DO THIS »
Reproduce every line in the listing that contains the word "hoàn".
======== DATA SUPPLIED ========
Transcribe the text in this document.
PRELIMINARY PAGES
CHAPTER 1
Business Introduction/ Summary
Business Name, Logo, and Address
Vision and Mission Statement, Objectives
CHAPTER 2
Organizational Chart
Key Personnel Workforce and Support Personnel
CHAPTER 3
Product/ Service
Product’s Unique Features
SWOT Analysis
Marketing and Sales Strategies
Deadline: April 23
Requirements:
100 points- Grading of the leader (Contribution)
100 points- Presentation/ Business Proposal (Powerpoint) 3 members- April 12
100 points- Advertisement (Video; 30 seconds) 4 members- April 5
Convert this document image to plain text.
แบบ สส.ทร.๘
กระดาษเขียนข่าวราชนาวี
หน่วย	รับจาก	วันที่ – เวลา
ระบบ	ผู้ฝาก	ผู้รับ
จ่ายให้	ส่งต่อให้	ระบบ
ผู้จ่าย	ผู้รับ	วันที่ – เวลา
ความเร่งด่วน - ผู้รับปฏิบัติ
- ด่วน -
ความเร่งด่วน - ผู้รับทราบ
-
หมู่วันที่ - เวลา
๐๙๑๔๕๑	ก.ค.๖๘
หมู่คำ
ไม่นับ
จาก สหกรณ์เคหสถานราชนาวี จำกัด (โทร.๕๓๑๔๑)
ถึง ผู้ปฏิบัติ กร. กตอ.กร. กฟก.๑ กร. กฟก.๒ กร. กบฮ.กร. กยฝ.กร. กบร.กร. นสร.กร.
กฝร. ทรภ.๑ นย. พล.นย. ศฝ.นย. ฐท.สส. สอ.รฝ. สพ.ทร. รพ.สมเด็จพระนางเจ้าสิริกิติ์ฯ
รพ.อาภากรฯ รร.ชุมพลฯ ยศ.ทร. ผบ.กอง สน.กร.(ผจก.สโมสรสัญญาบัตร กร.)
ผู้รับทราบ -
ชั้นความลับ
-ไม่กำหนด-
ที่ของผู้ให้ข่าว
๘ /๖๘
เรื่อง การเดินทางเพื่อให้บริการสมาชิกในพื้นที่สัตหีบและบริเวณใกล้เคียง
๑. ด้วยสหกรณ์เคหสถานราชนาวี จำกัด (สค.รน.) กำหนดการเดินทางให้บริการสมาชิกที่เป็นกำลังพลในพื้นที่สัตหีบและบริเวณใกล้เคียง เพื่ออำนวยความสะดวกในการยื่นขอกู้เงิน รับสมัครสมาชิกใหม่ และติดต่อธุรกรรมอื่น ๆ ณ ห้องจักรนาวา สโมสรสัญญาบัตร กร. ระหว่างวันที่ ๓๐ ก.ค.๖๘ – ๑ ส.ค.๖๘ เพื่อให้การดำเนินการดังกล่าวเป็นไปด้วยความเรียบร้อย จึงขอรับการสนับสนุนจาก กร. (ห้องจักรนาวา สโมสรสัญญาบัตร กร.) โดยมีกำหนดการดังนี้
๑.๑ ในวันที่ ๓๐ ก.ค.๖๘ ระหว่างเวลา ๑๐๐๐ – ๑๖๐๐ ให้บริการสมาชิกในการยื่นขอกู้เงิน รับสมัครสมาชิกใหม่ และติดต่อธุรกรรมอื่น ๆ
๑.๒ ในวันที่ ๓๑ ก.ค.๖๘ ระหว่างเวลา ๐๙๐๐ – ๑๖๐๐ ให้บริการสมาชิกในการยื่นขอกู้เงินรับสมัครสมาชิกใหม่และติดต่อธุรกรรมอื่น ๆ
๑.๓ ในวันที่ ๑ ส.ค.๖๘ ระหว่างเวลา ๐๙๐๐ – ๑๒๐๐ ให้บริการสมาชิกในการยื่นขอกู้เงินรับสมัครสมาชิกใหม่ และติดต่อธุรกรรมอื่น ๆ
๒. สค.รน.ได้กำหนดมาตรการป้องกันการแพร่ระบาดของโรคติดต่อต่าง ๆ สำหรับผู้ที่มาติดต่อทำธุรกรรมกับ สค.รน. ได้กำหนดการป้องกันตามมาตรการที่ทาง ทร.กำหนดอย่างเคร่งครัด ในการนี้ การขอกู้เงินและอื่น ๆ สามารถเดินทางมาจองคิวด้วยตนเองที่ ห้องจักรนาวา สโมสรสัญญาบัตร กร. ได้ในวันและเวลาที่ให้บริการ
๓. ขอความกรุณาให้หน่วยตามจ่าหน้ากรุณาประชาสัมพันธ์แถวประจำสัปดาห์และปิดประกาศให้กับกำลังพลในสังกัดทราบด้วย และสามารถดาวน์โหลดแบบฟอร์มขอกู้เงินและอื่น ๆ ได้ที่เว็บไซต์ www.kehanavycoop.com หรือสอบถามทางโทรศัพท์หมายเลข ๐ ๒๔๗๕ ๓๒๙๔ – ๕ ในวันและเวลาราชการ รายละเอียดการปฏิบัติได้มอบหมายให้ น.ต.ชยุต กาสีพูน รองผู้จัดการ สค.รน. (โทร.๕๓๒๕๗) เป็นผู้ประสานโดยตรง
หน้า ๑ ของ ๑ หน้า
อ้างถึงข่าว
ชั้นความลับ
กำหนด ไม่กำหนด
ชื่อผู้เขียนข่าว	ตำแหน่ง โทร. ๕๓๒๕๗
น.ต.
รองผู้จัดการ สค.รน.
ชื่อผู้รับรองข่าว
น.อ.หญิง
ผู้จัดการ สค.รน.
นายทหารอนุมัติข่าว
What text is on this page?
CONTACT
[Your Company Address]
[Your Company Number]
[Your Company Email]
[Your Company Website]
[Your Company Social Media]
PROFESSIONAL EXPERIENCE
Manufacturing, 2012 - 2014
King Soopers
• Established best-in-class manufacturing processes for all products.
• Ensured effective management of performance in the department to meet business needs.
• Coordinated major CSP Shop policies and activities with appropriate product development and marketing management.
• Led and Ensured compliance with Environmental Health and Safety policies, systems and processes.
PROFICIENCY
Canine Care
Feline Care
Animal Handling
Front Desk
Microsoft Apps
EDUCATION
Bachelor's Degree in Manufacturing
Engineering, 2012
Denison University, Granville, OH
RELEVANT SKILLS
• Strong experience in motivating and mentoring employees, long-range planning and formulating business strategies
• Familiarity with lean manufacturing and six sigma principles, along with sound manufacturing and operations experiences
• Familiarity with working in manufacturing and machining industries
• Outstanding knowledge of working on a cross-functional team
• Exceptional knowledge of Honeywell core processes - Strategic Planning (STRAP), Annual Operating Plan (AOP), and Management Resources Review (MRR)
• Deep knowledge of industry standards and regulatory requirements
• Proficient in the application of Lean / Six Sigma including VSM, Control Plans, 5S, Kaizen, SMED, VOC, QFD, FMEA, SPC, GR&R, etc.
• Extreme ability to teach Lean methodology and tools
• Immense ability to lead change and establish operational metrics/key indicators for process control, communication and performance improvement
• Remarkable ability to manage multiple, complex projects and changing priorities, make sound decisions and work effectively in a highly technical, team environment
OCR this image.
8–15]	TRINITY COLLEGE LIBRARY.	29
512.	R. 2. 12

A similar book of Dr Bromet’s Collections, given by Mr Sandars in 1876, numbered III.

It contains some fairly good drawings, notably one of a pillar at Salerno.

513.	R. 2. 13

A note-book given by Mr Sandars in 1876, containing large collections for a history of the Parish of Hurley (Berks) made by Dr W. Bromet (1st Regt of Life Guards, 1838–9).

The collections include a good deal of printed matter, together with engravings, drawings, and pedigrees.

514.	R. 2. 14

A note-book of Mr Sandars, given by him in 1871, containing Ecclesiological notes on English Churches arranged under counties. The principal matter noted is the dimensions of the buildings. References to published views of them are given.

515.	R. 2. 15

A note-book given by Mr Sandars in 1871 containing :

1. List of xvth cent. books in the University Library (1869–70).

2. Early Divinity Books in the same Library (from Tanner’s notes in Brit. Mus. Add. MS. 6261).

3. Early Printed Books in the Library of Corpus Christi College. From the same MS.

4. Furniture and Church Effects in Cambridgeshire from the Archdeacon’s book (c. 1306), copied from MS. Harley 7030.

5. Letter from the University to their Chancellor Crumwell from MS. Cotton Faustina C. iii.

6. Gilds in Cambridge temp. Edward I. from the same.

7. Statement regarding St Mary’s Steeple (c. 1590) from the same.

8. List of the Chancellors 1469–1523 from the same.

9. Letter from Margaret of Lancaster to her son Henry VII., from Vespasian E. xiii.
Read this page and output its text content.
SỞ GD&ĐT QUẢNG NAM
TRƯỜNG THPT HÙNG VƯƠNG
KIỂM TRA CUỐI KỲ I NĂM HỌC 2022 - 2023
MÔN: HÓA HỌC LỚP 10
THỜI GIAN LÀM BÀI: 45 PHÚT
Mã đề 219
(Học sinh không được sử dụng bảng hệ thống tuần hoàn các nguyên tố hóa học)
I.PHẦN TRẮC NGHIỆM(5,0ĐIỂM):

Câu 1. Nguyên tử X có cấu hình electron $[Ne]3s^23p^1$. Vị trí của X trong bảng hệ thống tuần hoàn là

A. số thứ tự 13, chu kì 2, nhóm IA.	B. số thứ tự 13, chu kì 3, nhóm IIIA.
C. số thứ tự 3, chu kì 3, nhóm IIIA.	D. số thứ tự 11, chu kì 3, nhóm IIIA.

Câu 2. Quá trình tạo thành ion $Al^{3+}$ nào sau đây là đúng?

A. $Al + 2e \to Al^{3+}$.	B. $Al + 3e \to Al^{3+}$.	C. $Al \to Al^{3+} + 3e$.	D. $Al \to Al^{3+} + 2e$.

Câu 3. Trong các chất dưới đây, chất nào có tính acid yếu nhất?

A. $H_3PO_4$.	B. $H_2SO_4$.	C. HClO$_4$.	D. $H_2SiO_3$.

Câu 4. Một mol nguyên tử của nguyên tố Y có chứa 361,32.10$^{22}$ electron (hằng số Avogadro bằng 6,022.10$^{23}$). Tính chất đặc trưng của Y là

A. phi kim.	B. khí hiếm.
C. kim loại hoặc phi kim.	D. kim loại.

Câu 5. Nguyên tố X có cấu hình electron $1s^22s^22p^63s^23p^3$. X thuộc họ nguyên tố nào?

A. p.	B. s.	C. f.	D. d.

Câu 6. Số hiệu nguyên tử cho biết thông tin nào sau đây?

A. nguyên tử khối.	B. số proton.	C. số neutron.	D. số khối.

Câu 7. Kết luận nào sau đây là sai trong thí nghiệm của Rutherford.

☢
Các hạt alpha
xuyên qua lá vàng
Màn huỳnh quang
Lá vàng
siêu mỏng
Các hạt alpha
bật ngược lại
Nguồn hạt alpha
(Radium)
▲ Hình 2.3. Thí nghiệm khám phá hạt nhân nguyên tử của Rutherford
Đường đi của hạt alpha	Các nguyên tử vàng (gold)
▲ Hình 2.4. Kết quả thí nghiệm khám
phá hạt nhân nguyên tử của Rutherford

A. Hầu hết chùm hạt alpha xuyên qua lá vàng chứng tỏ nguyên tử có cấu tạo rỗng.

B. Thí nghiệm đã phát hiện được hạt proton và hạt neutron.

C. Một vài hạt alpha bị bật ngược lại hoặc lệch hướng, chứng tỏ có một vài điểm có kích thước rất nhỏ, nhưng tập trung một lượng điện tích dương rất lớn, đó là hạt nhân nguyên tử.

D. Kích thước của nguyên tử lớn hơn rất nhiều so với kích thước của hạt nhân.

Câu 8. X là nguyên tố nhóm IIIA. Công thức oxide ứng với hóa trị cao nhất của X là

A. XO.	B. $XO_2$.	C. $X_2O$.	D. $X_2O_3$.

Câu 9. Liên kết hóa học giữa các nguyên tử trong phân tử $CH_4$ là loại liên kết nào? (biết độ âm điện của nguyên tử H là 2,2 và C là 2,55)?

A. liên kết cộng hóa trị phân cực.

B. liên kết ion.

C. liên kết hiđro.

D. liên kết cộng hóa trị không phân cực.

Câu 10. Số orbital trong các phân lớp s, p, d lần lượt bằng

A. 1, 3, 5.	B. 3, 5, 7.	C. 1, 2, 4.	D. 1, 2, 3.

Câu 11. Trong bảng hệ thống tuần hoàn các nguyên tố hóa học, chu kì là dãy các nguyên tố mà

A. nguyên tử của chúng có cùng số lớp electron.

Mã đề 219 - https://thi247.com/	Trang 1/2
========
ANSWER FOR THIS EXERCISE »
(Học sinh không được sử dụng bảng hệ thống tuần hoàn các nguyên tố hóa học)
Câu 1. Nguyên tử X có cấu hình electron $[Ne]3s^23p^1$. Vị trí của X trong bảng hệ thống tuần hoàn là
Câu 11. Trong bảng hệ thống tuần hoàn các nguyên tố hóa học, chu kì là dãy các nguyên tố mà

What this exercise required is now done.